## What you have to do:
Where a line in the listing contains the string "hint", copy that line out.

— start Input —

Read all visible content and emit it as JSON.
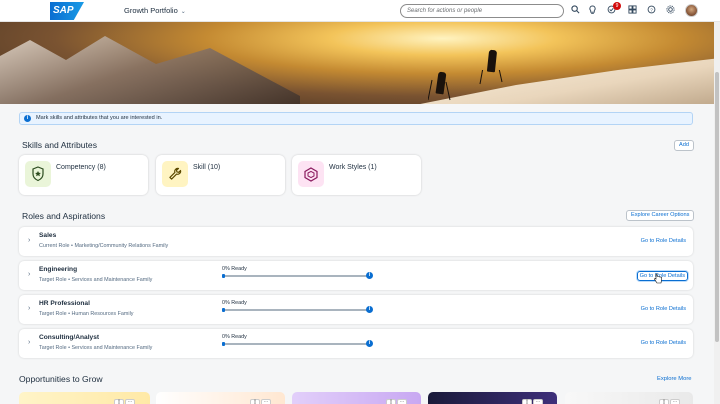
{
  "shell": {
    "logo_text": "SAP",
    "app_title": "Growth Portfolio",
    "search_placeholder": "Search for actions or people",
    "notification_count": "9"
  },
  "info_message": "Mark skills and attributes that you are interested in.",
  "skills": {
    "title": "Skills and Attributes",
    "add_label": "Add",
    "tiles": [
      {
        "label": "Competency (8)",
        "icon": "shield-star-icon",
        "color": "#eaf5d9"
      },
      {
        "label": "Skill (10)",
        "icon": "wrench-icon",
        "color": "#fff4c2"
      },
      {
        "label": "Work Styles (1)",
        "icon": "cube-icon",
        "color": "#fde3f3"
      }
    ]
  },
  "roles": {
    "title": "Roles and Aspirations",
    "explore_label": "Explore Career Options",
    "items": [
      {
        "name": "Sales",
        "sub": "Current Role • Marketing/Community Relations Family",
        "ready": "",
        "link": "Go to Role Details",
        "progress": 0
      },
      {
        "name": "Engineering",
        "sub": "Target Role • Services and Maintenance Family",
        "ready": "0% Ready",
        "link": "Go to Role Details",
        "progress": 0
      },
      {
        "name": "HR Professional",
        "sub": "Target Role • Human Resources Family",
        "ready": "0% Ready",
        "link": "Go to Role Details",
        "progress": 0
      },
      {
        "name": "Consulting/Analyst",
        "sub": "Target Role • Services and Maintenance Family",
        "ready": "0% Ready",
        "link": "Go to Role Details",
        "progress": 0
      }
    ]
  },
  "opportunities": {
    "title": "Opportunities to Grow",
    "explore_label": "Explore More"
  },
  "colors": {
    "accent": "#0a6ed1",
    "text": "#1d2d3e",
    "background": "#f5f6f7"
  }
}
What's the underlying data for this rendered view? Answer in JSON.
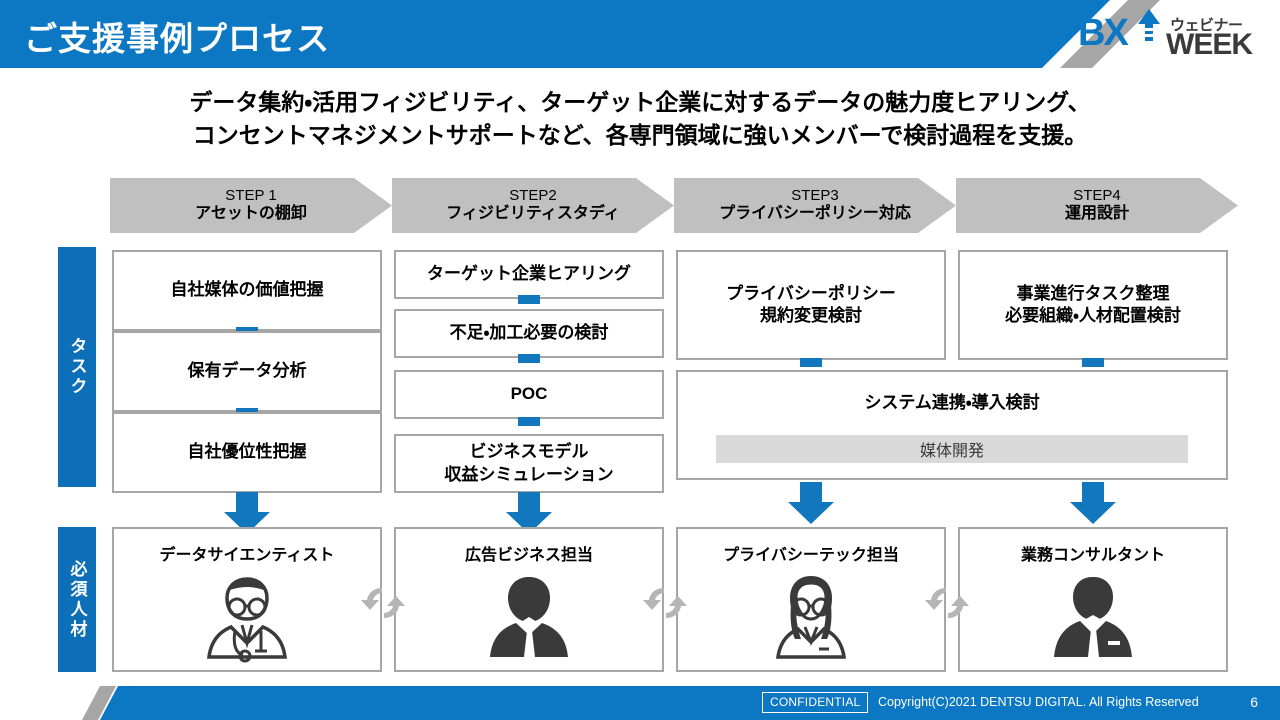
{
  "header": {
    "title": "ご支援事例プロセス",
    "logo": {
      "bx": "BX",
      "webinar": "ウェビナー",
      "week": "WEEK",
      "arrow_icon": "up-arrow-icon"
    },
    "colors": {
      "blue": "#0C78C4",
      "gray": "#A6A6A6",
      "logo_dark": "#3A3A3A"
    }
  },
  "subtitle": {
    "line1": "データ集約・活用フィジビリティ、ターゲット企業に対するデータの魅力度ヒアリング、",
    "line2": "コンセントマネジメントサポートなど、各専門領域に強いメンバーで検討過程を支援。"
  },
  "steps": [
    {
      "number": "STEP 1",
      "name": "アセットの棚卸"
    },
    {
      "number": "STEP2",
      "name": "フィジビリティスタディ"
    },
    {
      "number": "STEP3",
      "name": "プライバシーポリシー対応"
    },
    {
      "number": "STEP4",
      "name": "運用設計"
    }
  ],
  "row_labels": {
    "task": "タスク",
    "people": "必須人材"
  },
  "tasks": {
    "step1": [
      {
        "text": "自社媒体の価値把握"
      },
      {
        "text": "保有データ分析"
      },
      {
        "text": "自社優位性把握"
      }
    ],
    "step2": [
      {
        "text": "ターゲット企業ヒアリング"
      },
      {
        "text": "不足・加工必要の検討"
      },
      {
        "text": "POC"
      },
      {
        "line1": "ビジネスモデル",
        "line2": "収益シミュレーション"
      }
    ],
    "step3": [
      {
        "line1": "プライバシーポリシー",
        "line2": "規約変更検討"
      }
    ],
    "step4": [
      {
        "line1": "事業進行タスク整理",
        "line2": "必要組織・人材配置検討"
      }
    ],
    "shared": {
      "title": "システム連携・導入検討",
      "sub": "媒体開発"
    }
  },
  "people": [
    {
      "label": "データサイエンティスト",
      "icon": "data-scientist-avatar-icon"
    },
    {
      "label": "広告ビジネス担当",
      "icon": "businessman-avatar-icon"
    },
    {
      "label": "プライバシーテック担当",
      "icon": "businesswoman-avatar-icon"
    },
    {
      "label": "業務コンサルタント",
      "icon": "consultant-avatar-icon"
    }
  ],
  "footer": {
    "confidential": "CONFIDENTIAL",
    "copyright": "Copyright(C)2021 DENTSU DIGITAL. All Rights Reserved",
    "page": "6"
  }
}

— end Input —
— start Input —

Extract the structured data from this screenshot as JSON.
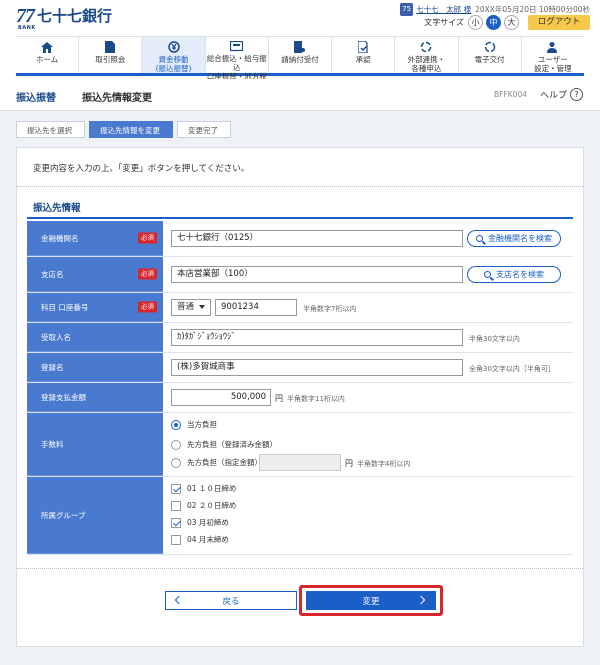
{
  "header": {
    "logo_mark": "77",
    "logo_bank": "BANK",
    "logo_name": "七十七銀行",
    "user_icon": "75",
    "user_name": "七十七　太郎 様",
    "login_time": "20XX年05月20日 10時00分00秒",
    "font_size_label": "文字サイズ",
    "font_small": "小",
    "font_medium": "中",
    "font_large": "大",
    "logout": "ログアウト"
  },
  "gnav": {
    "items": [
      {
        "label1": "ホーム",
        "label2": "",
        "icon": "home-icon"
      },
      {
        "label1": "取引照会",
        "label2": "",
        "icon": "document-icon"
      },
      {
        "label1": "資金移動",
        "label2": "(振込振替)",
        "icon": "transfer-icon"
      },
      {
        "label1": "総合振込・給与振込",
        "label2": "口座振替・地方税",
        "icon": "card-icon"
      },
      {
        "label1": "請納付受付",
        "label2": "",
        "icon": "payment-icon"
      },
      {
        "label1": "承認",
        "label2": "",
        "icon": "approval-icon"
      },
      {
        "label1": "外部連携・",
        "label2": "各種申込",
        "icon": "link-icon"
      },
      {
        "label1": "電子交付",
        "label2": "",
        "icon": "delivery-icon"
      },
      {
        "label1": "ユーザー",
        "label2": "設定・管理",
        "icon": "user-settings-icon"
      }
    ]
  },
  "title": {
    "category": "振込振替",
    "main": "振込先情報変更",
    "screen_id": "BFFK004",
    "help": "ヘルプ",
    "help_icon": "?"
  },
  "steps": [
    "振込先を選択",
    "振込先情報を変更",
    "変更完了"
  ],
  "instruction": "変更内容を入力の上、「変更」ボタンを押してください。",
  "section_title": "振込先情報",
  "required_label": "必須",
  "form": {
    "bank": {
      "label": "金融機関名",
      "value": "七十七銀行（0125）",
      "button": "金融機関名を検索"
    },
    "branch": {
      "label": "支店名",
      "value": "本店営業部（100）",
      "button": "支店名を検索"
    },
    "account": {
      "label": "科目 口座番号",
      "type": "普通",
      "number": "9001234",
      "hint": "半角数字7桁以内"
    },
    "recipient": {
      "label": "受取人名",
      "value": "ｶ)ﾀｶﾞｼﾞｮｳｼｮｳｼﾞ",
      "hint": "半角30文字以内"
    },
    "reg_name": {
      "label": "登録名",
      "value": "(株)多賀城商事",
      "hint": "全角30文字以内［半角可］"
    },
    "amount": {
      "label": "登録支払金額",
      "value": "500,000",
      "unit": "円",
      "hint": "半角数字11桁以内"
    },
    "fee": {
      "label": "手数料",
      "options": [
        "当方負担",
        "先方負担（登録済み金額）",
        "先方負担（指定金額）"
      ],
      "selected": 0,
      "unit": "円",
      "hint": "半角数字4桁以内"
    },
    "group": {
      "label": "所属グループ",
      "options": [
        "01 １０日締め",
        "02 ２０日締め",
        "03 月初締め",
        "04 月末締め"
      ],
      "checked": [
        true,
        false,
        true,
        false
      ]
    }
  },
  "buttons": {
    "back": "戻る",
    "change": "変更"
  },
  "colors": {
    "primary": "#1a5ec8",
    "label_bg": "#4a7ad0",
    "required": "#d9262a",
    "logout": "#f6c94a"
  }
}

— end Input —
— start Input —

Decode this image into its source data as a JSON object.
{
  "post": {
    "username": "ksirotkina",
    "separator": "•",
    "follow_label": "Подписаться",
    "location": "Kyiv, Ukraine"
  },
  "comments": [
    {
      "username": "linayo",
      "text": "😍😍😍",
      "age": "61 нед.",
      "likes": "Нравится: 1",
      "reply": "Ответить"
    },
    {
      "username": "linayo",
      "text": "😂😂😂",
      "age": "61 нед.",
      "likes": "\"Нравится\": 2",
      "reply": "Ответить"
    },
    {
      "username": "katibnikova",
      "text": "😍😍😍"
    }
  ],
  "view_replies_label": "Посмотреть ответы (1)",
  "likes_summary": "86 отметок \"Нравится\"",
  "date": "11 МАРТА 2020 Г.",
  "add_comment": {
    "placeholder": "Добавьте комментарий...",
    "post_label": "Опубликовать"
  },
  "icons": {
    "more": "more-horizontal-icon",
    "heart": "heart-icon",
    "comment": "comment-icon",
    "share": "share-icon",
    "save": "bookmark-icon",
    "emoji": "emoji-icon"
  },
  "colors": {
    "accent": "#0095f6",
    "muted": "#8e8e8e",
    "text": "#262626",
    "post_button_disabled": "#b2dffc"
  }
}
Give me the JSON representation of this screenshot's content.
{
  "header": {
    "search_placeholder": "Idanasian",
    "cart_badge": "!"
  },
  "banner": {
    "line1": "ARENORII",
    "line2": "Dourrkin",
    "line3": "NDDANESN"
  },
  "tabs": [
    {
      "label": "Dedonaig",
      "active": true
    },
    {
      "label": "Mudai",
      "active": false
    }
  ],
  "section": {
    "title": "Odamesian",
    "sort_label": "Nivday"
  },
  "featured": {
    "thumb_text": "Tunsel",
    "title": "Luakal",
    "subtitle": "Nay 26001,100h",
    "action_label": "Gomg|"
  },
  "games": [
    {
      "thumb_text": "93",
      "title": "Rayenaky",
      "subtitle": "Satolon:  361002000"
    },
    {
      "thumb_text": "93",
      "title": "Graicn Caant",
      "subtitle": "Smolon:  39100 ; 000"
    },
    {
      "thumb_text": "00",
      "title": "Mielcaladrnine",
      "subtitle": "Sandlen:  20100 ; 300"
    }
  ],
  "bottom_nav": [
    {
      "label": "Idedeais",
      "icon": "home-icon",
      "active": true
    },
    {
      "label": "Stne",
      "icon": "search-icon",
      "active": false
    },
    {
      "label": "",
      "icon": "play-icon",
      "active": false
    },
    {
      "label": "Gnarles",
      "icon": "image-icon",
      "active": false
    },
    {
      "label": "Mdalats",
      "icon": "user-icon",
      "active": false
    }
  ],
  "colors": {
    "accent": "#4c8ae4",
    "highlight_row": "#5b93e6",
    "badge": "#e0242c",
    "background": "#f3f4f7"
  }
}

— end Input —

## Solution:
      "hint": "半角数字7桁以内"
      "hint": "半角30文字以内"
      "hint": "全角30文字以内［半角可］"
      "hint": "半角数字11桁以内"
      "hint": "半角数字4桁以内"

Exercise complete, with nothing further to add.